━━━ Given entries ━━━

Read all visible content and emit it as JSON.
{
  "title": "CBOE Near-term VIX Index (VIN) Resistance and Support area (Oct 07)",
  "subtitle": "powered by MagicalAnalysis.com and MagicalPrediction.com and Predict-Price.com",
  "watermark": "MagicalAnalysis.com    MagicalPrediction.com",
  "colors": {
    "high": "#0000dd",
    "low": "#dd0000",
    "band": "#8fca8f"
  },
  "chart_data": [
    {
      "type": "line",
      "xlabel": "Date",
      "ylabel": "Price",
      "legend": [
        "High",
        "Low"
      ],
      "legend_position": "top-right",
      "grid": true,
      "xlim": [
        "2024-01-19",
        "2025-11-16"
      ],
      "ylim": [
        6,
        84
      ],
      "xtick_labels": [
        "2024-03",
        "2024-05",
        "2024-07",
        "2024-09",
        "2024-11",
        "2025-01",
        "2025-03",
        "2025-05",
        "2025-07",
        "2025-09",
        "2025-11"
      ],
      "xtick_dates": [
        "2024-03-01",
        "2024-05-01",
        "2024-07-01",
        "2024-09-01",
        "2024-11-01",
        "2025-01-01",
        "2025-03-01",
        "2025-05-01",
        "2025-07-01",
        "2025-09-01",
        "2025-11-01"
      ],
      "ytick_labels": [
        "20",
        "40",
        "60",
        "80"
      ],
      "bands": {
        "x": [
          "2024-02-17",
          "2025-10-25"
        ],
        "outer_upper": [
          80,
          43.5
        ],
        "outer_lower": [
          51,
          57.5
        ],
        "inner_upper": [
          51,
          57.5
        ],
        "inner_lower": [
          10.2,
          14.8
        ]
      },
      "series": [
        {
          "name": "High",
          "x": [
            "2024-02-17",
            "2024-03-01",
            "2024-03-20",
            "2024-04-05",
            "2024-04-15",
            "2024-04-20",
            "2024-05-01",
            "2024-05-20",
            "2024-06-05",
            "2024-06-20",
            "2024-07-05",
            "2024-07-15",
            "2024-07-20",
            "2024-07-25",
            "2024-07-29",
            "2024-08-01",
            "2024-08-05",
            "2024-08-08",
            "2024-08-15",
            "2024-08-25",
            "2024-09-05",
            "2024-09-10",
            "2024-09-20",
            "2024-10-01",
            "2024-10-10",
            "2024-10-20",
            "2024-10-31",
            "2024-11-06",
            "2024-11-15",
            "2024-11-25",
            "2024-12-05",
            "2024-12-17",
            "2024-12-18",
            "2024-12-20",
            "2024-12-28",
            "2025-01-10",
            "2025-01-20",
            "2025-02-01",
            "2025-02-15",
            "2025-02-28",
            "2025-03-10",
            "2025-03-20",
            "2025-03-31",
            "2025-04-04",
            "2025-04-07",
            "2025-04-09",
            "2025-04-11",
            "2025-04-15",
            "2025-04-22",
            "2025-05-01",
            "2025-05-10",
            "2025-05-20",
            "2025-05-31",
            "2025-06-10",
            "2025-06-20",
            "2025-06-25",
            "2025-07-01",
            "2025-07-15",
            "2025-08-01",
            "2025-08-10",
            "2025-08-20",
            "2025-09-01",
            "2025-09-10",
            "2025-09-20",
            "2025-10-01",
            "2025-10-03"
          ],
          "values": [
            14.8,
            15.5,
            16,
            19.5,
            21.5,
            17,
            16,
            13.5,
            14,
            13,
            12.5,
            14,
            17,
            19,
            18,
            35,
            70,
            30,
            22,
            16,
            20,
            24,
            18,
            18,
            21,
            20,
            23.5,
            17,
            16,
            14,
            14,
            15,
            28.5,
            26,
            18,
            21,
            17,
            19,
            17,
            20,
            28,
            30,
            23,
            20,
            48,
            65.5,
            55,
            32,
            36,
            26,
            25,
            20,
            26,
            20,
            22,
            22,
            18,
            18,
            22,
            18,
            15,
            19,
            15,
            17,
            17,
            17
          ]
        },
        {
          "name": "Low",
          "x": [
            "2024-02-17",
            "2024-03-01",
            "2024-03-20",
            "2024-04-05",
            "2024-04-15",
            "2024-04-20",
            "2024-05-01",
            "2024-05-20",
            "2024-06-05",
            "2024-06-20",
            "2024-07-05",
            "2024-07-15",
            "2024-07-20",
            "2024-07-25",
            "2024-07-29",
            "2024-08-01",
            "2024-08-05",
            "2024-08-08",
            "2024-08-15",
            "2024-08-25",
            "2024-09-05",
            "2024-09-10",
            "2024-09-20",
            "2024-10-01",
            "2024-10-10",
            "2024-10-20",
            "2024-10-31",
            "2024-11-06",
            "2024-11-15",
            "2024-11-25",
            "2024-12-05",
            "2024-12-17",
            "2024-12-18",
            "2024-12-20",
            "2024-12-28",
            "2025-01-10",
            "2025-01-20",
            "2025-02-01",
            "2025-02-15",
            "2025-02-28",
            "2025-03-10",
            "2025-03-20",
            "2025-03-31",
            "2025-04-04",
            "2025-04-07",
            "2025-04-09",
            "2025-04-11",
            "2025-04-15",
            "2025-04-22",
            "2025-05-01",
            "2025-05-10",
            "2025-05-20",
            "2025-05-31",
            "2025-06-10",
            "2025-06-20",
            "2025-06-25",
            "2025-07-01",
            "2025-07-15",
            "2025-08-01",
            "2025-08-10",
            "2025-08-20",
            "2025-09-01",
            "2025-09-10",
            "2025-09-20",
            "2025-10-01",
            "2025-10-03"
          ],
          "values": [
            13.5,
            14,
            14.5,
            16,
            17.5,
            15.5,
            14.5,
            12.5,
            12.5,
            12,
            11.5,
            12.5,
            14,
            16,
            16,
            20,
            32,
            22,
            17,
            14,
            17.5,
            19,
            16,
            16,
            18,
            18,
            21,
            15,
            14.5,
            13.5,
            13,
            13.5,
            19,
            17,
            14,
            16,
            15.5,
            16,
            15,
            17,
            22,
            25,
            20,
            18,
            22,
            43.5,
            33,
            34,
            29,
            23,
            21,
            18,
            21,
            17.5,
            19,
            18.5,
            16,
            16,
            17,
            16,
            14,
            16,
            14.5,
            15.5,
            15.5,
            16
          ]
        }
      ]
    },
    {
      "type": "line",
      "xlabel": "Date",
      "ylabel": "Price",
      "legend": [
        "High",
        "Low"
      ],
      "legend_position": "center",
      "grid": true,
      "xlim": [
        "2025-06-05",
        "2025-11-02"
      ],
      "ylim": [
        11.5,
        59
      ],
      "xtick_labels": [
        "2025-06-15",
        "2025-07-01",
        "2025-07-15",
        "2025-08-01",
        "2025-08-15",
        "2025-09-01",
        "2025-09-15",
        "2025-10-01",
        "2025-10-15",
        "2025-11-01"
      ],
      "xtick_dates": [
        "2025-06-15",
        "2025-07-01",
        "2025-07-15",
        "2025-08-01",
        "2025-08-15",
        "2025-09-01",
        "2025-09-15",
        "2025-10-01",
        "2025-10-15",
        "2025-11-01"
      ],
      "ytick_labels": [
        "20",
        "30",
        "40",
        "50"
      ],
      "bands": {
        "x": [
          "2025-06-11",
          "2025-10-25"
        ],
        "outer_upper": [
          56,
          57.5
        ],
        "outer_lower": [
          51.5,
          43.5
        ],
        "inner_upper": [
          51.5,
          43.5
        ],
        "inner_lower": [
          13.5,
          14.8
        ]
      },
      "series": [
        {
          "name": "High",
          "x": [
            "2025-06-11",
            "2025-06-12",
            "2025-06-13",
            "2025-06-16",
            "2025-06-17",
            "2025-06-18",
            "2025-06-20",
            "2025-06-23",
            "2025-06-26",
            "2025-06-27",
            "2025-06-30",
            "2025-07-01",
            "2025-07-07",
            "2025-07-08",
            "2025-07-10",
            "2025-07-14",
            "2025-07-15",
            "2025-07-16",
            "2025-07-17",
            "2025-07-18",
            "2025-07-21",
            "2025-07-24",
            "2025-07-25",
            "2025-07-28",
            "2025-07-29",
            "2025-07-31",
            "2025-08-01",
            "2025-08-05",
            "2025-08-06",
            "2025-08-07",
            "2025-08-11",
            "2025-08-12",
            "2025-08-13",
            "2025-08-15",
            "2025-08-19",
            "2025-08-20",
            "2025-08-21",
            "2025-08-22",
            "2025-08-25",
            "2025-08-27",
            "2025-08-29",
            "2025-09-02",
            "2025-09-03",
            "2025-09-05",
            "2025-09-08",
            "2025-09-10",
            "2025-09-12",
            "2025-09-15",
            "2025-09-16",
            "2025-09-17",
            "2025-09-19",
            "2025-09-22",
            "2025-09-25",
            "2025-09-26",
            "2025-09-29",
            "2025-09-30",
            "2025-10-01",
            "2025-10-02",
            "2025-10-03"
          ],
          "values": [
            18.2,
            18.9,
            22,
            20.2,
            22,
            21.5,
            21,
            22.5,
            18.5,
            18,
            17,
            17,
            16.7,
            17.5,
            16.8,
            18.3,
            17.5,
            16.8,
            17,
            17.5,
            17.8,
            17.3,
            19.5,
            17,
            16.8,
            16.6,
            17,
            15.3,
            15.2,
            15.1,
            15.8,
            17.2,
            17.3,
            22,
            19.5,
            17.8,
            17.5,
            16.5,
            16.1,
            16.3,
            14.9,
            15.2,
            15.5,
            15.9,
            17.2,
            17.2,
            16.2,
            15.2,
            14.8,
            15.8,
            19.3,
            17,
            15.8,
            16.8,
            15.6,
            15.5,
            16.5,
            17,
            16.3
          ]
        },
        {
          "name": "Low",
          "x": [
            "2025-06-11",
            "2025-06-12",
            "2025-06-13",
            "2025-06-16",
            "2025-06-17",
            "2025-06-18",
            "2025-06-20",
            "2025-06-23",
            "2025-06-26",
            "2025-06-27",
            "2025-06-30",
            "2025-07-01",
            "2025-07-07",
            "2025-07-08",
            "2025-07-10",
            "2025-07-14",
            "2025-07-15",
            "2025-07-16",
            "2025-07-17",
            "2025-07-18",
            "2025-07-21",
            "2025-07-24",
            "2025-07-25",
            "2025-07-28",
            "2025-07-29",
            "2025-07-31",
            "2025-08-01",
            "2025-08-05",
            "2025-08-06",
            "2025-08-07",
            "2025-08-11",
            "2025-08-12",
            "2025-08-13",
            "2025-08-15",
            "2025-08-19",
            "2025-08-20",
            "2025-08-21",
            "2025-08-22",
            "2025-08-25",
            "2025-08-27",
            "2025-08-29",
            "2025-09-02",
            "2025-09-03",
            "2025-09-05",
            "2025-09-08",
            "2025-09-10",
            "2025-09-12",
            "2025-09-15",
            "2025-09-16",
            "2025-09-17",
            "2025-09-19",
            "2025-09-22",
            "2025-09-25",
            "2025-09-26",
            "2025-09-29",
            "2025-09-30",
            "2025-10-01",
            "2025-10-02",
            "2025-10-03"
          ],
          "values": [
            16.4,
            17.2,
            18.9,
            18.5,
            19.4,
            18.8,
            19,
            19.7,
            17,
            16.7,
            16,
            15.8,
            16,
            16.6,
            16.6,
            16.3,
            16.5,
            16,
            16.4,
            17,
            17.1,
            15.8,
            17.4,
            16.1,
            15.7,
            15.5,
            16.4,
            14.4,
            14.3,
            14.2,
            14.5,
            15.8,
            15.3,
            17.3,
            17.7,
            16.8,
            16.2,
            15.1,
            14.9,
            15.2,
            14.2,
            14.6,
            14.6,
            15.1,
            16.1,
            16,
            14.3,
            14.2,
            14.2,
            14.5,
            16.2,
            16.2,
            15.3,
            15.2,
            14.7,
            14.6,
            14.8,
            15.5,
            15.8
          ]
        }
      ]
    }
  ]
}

━━━

Do this: How many of these lines contain "MagicalPrediction"? Write only the number.

Result of this task: 2